(Data listing)
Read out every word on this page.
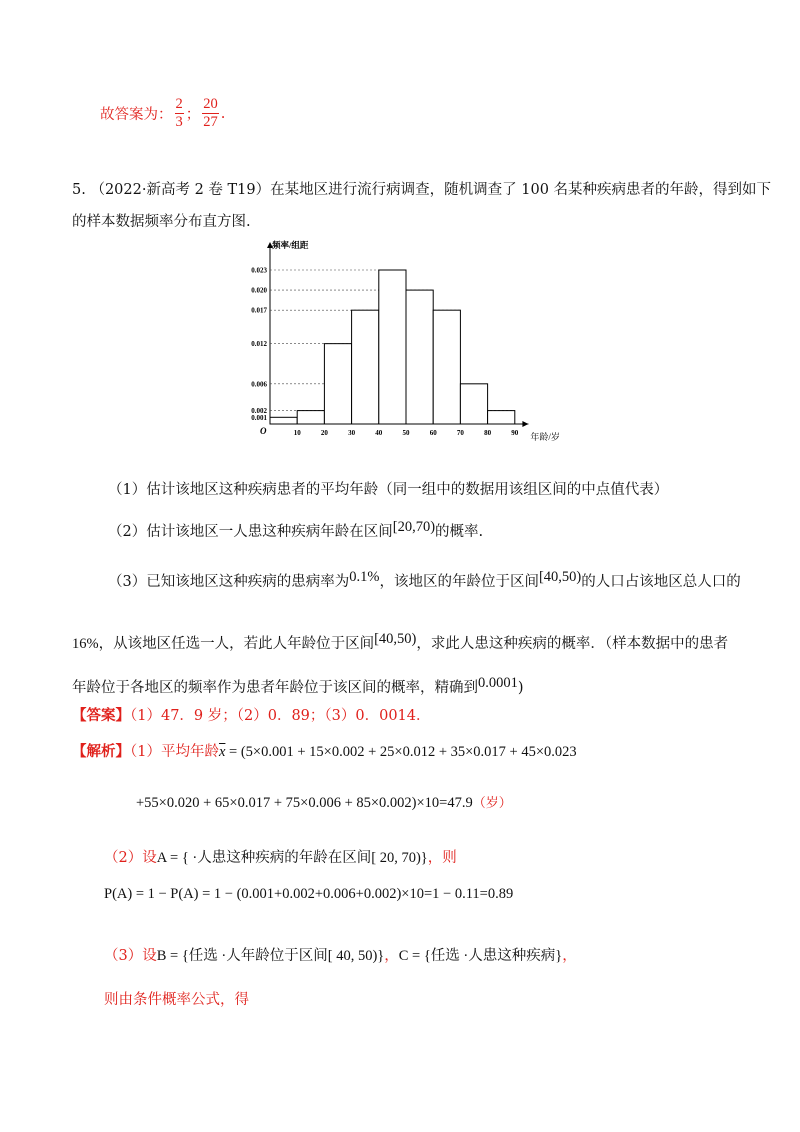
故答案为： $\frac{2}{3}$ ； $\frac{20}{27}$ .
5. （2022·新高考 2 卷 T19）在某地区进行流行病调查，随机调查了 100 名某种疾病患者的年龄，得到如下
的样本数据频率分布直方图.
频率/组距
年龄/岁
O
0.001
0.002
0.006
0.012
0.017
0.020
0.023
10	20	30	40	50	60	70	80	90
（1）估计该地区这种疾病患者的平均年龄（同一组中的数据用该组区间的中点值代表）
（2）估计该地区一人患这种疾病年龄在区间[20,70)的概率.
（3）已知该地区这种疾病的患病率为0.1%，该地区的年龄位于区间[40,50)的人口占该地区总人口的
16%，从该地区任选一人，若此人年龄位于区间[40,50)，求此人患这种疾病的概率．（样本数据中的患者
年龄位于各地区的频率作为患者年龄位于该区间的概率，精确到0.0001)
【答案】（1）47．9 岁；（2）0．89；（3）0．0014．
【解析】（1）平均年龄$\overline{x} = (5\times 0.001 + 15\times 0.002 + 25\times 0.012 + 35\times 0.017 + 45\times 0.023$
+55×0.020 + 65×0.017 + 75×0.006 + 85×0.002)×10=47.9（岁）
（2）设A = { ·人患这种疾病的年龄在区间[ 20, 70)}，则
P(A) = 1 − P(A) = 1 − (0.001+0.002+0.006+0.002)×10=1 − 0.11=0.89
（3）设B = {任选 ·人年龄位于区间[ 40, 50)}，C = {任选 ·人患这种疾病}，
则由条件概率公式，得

▸ SHORT TASK
Return the full material word for word. Do not include the pictures.

▸ THE SOLUTION
Read out every word on this page.
故答案为： $\frac{2}{3}$ ； $\frac{20}{27}$ .
5. （2022·新高考 2 卷 T19）在某地区进行流行病调查，随机调查了 100 名某种疾病患者的年龄，得到如下
的样本数据频率分布直方图.
频率/组距
年龄/岁
O
0.001
0.002
0.006
0.012
0.017
0.020
0.023
10	20	30	40	50	60	70	80	90
（1）估计该地区这种疾病患者的平均年龄（同一组中的数据用该组区间的中点值代表）
（2）估计该地区一人患这种疾病年龄在区间[20,70)的概率.
（3）已知该地区这种疾病的患病率为0.1%，该地区的年龄位于区间[40,50)的人口占该地区总人口的
16%，从该地区任选一人，若此人年龄位于区间[40,50)，求此人患这种疾病的概率．（样本数据中的患者
年龄位于各地区的频率作为患者年龄位于该区间的概率，精确到0.0001)
【答案】（1）47．9 岁；（2）0．89；（3）0．0014．
【解析】（1）平均年龄$\overline{x} = (5\times 0.001 + 15\times 0.002 + 25\times 0.012 + 35\times 0.017 + 45\times 0.023$
+55×0.020 + 65×0.017 + 75×0.006 + 85×0.002)×10=47.9（岁）
（2）设A = { ·人患这种疾病的年龄在区间[ 20, 70)}，则
P(A) = 1 − P(A) = 1 − (0.001+0.002+0.006+0.002)×10=1 − 0.11=0.89
（3）设B = {任选 ·人年龄位于区间[ 40, 50)}，C = {任选 ·人患这种疾病}，
则由条件概率公式，得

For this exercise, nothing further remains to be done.